WHAT YOU HAVE TO DO: Edit the lines below so that every "distribution-bar-track" becomes "distribution-bar-rail", and leave everything else unchanged.

===== DATA FOR THE TASK

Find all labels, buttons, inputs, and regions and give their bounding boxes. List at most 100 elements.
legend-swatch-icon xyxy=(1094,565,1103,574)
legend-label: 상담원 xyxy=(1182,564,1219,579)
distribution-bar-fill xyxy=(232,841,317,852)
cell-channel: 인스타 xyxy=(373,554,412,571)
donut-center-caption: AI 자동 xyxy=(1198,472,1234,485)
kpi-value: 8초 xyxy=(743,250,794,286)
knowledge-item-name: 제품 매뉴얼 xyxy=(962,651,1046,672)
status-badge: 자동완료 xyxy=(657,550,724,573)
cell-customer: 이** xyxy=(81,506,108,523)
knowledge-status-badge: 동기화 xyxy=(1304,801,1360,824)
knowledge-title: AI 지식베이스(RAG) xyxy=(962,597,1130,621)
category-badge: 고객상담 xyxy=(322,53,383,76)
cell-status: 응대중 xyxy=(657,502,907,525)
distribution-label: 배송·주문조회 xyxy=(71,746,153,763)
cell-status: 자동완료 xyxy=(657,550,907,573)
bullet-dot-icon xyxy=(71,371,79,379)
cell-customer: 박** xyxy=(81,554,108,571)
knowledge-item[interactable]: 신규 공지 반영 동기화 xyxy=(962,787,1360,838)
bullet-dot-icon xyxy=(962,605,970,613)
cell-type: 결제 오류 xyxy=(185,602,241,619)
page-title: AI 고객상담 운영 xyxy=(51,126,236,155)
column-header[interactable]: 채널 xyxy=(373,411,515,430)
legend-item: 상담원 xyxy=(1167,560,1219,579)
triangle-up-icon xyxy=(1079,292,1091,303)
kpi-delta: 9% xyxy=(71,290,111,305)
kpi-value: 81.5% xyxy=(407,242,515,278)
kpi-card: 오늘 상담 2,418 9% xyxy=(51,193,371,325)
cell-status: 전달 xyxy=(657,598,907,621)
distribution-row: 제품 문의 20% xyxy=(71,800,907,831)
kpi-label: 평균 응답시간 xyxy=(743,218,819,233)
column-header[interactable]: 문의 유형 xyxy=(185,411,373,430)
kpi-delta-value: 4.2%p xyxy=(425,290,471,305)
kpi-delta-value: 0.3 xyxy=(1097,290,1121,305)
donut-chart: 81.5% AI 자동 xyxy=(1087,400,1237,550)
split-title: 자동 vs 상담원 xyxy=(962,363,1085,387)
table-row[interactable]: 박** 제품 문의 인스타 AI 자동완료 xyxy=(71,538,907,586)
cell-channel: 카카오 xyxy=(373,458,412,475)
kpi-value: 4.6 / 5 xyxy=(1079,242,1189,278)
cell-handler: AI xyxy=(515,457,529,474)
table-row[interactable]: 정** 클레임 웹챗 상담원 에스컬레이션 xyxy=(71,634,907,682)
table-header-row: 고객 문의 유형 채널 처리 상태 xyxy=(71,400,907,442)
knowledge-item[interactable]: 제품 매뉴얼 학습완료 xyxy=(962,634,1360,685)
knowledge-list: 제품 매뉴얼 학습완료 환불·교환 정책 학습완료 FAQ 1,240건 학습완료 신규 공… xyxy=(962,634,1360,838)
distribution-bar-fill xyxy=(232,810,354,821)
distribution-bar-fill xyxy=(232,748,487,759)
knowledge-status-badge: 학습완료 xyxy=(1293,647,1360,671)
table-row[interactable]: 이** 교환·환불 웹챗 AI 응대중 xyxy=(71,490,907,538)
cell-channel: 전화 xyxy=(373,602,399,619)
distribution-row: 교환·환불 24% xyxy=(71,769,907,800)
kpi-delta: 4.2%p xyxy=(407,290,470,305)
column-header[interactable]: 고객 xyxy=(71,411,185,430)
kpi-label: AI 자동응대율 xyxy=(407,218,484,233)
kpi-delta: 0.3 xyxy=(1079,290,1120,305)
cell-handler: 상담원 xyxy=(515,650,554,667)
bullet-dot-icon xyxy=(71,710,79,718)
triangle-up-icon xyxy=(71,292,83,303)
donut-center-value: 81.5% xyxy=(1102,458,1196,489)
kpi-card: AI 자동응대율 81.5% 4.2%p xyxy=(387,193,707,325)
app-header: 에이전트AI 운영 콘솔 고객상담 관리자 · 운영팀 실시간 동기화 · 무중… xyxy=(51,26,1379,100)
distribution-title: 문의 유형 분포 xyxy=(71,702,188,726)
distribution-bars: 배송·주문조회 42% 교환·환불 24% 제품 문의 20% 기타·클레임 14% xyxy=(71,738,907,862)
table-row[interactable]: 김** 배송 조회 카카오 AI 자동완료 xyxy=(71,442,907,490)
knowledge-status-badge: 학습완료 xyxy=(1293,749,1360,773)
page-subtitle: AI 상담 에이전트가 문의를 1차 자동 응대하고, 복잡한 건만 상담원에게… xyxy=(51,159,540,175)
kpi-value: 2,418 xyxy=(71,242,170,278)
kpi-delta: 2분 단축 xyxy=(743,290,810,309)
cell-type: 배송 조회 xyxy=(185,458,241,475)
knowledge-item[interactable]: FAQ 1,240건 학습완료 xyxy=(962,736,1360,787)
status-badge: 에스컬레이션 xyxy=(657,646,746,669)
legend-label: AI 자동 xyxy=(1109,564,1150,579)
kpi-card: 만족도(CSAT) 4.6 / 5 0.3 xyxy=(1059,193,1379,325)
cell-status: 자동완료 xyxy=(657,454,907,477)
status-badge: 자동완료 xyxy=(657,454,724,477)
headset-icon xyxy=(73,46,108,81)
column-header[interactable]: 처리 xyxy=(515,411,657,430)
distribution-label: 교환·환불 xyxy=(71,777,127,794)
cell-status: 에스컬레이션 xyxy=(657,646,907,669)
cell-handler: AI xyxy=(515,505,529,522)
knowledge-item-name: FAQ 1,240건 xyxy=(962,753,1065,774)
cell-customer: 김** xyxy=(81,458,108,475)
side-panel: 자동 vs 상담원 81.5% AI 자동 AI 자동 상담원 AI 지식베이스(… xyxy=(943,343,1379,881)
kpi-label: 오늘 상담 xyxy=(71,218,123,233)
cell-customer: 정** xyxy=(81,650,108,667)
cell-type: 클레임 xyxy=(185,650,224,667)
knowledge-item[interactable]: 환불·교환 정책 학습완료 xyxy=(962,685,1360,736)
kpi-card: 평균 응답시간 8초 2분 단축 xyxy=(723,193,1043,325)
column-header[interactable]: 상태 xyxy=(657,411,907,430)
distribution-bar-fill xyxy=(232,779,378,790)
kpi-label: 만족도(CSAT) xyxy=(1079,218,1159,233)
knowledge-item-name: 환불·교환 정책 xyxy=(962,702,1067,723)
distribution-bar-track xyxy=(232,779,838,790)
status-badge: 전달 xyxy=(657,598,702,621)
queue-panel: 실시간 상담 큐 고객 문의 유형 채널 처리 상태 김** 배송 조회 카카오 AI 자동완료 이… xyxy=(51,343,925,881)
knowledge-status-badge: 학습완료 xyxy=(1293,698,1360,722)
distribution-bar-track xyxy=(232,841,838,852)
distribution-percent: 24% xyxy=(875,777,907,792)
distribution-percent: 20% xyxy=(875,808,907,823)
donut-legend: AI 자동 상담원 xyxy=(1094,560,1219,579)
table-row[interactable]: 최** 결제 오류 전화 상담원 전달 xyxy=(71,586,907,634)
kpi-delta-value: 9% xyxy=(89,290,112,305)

==========

TASK OUTPUT:
Find all labels, buttons, inputs, and regions and give their bounding boxes. List at most 100 elements.
legend-swatch-icon xyxy=(1094,565,1103,574)
legend-label: 상담원 xyxy=(1182,564,1219,579)
distribution-bar-fill xyxy=(232,841,317,852)
cell-channel: 인스타 xyxy=(373,554,412,571)
donut-center-caption: AI 자동 xyxy=(1198,472,1234,485)
kpi-value: 8초 xyxy=(743,250,794,286)
knowledge-item-name: 제품 매뉴얼 xyxy=(962,651,1046,672)
status-badge: 자동완료 xyxy=(657,550,724,573)
cell-customer: 이** xyxy=(81,506,108,523)
knowledge-status-badge: 동기화 xyxy=(1304,801,1360,824)
knowledge-title: AI 지식베이스(RAG) xyxy=(962,597,1130,621)
category-badge: 고객상담 xyxy=(322,53,383,76)
cell-status: 응대중 xyxy=(657,502,907,525)
distribution-label: 배송·주문조회 xyxy=(71,746,153,763)
cell-status: 자동완료 xyxy=(657,550,907,573)
bullet-dot-icon xyxy=(71,371,79,379)
cell-customer: 박** xyxy=(81,554,108,571)
knowledge-item[interactable]: 신규 공지 반영 동기화 xyxy=(962,787,1360,838)
bullet-dot-icon xyxy=(962,605,970,613)
cell-type: 결제 오류 xyxy=(185,602,241,619)
page-title: AI 고객상담 운영 xyxy=(51,126,236,155)
column-header[interactable]: 채널 xyxy=(373,411,515,430)
legend-item: 상담원 xyxy=(1167,560,1219,579)
triangle-up-icon xyxy=(1079,292,1091,303)
kpi-delta: 9% xyxy=(71,290,111,305)
kpi-value: 81.5% xyxy=(407,242,515,278)
kpi-card: 오늘 상담 2,418 9% xyxy=(51,193,371,325)
cell-status: 전달 xyxy=(657,598,907,621)
distribution-row: 제품 문의 20% xyxy=(71,800,907,831)
kpi-label: 평균 응답시간 xyxy=(743,218,819,233)
column-header[interactable]: 문의 유형 xyxy=(185,411,373,430)
kpi-delta-value: 4.2%p xyxy=(425,290,471,305)
kpi-delta-value: 0.3 xyxy=(1097,290,1121,305)
donut-chart: 81.5% AI 자동 xyxy=(1087,400,1237,550)
split-title: 자동 vs 상담원 xyxy=(962,363,1085,387)
table-row[interactable]: 박** 제품 문의 인스타 AI 자동완료 xyxy=(71,538,907,586)
cell-channel: 카카오 xyxy=(373,458,412,475)
kpi-value: 4.6 / 5 xyxy=(1079,242,1189,278)
cell-handler: AI xyxy=(515,457,529,474)
table-row[interactable]: 정** 클레임 웹챗 상담원 에스컬레이션 xyxy=(71,634,907,682)
table-header-row: 고객 문의 유형 채널 처리 상태 xyxy=(71,400,907,442)
knowledge-item[interactable]: 제품 매뉴얼 학습완료 xyxy=(962,634,1360,685)
knowledge-list: 제품 매뉴얼 학습완료 환불·교환 정책 학습완료 FAQ 1,240건 학습완료 신규 공… xyxy=(962,634,1360,838)
distribution-bar-fill xyxy=(232,810,354,821)
distribution-bar-fill xyxy=(232,748,487,759)
knowledge-status-badge: 학습완료 xyxy=(1293,647,1360,671)
table-row[interactable]: 이** 교환·환불 웹챗 AI 응대중 xyxy=(71,490,907,538)
cell-channel: 전화 xyxy=(373,602,399,619)
distribution-row: 교환·환불 24% xyxy=(71,769,907,800)
kpi-delta: 4.2%p xyxy=(407,290,470,305)
column-header[interactable]: 고객 xyxy=(71,411,185,430)
kpi-label: AI 자동응대율 xyxy=(407,218,484,233)
kpi-delta: 0.3 xyxy=(1079,290,1120,305)
cell-handler: 상담원 xyxy=(515,650,554,667)
bullet-dot-icon xyxy=(71,710,79,718)
triangle-up-icon xyxy=(71,292,83,303)
donut-center-value: 81.5% xyxy=(1102,458,1196,489)
kpi-card: AI 자동응대율 81.5% 4.2%p xyxy=(387,193,707,325)
app-header: 에이전트AI 운영 콘솔 고객상담 관리자 · 운영팀 실시간 동기화 · 무중… xyxy=(51,26,1379,100)
distribution-title: 문의 유형 분포 xyxy=(71,702,188,726)
distribution-bars: 배송·주문조회 42% 교환·환불 24% 제품 문의 20% 기타·클레임 14% xyxy=(71,738,907,862)
table-row[interactable]: 김** 배송 조회 카카오 AI 자동완료 xyxy=(71,442,907,490)
knowledge-status-badge: 학습완료 xyxy=(1293,749,1360,773)
page-subtitle: AI 상담 에이전트가 문의를 1차 자동 응대하고, 복잡한 건만 상담원에게… xyxy=(51,159,540,175)
kpi-value: 2,418 xyxy=(71,242,170,278)
kpi-delta: 2분 단축 xyxy=(743,290,810,309)
cell-type: 배송 조회 xyxy=(185,458,241,475)
knowledge-item[interactable]: FAQ 1,240건 학습완료 xyxy=(962,736,1360,787)
status-badge: 에스컬레이션 xyxy=(657,646,746,669)
legend-label: AI 자동 xyxy=(1109,564,1150,579)
kpi-card: 만족도(CSAT) 4.6 / 5 0.3 xyxy=(1059,193,1379,325)
cell-status: 자동완료 xyxy=(657,454,907,477)
status-badge: 자동완료 xyxy=(657,454,724,477)
headset-icon xyxy=(73,46,108,81)
column-header[interactable]: 처리 xyxy=(515,411,657,430)
distribution-label: 교환·환불 xyxy=(71,777,127,794)
cell-status: 에스컬레이션 xyxy=(657,646,907,669)
cell-handler: AI xyxy=(515,505,529,522)
knowledge-item-name: FAQ 1,240건 xyxy=(962,753,1065,774)
cell-customer: 김** xyxy=(81,458,108,475)
side-panel: 자동 vs 상담원 81.5% AI 자동 AI 자동 상담원 AI 지식베이스(… xyxy=(943,343,1379,881)
kpi-label: 오늘 상담 xyxy=(71,218,123,233)
cell-customer: 정** xyxy=(81,650,108,667)
cell-type: 클레임 xyxy=(185,650,224,667)
knowledge-item[interactable]: 환불·교환 정책 학습완료 xyxy=(962,685,1360,736)
kpi-card: 평균 응답시간 8초 2분 단축 xyxy=(723,193,1043,325)
column-header[interactable]: 상태 xyxy=(657,411,907,430)
distribution-bar-fill xyxy=(232,779,378,790)
kpi-label: 만족도(CSAT) xyxy=(1079,218,1159,233)
knowledge-item-name: 환불·교환 정책 xyxy=(962,702,1067,723)
distribution-bar-rail xyxy=(232,779,838,790)
status-badge: 전달 xyxy=(657,598,702,621)
queue-panel: 실시간 상담 큐 고객 문의 유형 채널 처리 상태 김** 배송 조회 카카오 AI 자동완료 이… xyxy=(51,343,925,881)
knowledge-status-badge: 학습완료 xyxy=(1293,698,1360,722)
distribution-bar-rail xyxy=(232,841,838,852)
distribution-percent: 24% xyxy=(875,777,907,792)
distribution-percent: 20% xyxy=(875,808,907,823)
donut-legend: AI 자동 상담원 xyxy=(1094,560,1219,579)
table-row[interactable]: 최** 결제 오류 전화 상담원 전달 xyxy=(71,586,907,634)
kpi-delta-value: 9% xyxy=(89,290,112,305)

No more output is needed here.